_Exercise instructions_: Show each line from the listing that includes the word "szpaler".

-------- Dataset excerpts

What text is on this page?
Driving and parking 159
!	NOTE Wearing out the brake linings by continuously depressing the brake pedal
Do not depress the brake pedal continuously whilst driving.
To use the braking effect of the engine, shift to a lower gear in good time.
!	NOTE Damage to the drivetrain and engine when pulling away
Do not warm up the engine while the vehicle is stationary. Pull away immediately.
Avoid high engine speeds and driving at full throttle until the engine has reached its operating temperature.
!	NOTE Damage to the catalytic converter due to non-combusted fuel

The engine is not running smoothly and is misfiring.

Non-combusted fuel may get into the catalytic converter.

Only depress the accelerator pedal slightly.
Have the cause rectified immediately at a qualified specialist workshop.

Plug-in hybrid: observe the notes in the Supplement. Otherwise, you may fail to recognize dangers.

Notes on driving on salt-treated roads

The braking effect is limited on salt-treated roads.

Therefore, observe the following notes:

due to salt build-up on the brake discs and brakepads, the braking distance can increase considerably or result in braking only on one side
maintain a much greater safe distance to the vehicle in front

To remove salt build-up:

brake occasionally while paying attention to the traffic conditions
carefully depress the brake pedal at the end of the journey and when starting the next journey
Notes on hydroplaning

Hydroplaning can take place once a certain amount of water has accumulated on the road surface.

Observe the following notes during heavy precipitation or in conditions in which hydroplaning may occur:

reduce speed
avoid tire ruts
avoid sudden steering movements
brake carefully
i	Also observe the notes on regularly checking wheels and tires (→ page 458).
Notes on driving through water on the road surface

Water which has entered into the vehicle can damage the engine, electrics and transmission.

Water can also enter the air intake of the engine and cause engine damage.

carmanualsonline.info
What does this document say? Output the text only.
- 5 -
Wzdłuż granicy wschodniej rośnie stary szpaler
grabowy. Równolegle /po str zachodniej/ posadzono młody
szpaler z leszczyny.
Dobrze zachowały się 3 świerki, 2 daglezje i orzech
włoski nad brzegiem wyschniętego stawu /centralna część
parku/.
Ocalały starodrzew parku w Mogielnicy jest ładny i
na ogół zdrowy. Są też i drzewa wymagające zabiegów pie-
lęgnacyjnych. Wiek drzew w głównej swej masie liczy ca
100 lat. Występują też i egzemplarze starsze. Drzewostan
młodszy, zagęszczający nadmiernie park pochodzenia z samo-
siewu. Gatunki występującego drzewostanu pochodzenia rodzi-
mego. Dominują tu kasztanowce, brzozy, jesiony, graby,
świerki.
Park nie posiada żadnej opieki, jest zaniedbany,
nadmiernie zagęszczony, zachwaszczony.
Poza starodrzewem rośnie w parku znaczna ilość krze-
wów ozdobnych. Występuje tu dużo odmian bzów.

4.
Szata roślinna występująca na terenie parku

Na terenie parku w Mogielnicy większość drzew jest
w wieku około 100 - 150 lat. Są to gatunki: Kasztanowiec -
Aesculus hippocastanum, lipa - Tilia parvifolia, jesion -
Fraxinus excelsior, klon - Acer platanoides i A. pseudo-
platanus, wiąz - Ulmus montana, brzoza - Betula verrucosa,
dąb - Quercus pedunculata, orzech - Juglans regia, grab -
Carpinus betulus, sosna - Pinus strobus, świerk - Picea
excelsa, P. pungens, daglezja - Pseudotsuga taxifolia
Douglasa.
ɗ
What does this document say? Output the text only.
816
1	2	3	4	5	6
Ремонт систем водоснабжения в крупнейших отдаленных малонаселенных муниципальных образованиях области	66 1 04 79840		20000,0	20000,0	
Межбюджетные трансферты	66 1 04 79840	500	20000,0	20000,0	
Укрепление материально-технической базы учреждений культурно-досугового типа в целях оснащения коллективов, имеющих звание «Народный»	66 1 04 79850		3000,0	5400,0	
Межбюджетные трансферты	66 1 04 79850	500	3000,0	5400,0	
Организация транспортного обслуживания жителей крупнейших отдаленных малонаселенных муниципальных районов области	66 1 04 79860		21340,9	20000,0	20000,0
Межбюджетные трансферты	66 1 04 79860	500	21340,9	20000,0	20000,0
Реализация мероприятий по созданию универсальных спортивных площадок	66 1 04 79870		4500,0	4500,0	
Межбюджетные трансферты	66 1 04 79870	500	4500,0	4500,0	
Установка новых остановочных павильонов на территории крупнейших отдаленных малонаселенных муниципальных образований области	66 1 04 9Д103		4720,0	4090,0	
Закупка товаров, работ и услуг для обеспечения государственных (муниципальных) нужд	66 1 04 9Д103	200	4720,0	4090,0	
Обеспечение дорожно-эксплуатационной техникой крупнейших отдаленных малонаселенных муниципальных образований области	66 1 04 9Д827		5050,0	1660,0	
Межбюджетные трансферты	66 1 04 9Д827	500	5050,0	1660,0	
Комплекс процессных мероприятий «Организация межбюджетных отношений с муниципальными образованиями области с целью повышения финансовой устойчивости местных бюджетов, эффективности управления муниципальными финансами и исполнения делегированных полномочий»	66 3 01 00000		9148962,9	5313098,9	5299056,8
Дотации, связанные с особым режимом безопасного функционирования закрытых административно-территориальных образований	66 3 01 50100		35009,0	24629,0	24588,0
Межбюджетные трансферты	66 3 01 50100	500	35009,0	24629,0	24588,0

----------------

_Task output_:
Wzdłuż granicy wschodniej rośnie stary szpaler
szpaler z leszczyny.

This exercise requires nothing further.